--- begin ---
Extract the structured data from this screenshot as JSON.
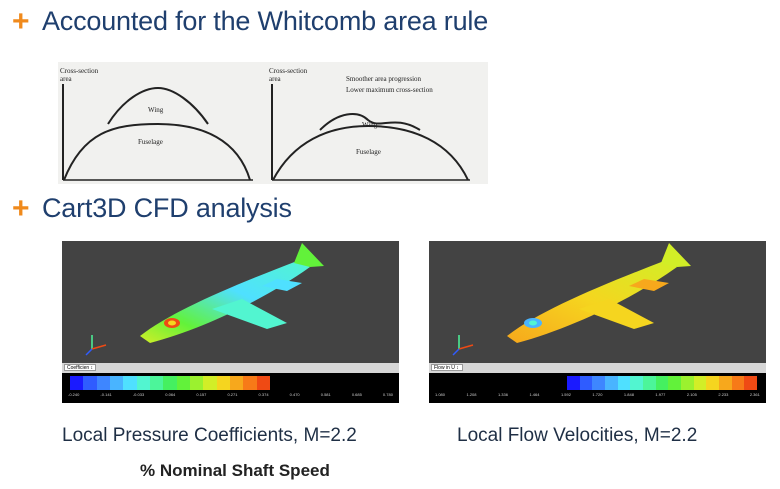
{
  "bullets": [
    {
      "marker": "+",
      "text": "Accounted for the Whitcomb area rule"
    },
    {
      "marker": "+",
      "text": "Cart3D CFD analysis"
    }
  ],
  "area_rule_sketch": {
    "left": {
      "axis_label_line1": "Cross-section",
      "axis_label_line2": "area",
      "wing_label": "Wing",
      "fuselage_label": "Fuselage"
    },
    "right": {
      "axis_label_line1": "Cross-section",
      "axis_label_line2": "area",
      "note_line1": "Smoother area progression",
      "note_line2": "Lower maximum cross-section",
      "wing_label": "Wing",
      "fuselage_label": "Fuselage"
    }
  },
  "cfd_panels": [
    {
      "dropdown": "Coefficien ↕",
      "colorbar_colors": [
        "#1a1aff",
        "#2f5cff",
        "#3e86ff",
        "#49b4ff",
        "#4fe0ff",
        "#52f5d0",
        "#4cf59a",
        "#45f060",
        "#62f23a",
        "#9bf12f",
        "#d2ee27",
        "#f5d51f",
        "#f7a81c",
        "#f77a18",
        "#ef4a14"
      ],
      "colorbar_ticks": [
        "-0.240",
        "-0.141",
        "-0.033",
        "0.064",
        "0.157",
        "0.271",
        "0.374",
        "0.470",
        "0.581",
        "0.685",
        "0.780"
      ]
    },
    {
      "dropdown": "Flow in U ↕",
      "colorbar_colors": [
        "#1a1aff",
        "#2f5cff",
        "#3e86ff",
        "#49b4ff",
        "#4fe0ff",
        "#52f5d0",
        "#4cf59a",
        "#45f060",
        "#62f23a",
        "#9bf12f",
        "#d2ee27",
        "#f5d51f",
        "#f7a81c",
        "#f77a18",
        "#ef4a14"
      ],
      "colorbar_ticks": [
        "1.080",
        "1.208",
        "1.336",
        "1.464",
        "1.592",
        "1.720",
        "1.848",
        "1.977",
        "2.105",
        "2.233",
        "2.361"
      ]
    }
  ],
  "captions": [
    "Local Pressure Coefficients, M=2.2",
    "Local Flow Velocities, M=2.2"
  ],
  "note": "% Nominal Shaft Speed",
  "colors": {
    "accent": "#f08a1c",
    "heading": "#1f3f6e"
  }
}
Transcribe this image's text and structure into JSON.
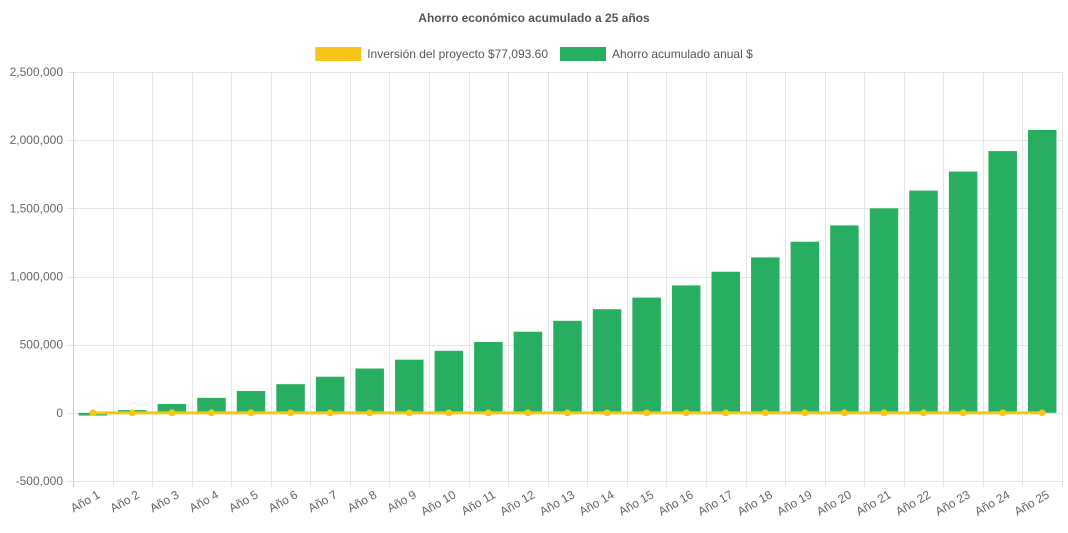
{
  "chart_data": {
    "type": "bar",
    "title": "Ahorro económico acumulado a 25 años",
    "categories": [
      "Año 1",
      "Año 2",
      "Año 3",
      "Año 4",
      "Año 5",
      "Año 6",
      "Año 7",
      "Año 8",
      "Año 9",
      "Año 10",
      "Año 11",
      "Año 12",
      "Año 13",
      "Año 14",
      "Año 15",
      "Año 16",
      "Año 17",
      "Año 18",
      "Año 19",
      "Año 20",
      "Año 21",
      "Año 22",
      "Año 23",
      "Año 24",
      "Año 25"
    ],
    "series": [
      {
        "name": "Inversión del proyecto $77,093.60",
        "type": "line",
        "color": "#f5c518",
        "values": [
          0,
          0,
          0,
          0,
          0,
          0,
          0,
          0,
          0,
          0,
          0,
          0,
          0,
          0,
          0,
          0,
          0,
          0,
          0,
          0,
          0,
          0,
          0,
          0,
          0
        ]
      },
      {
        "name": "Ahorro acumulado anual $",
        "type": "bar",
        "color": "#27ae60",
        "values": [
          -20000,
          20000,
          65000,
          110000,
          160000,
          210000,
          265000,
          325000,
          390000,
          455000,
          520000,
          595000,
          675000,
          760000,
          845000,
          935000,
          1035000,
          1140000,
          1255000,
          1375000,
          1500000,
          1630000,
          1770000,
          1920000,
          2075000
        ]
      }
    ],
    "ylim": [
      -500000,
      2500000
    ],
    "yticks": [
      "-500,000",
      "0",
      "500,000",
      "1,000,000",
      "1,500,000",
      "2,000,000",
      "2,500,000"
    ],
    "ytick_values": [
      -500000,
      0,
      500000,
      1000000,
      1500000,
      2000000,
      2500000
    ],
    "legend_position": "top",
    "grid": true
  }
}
--- end ---
WHAT NEEDS TO BE DONE>
Looking at the entries above, state how many lines contain "text"; give the number alone.

RIGHT ANSWER>
3